(Saved entries)
[start]
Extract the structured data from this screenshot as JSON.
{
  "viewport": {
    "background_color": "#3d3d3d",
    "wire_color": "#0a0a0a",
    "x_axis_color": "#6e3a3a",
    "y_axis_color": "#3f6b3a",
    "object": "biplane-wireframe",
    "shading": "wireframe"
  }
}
[end]
GOAL OF THE EXERCISE ->
Exactly as shown, repeat every record.

SOLUTION BELOW ->
Extract the structured data from this screenshot as JSON.
{
  "viewport": {
    "background_color": "#3d3d3d",
    "wire_color": "#0a0a0a",
    "x_axis_color": "#6e3a3a",
    "y_axis_color": "#3f6b3a",
    "object": "biplane-wireframe",
    "shading": "wireframe"
  }
}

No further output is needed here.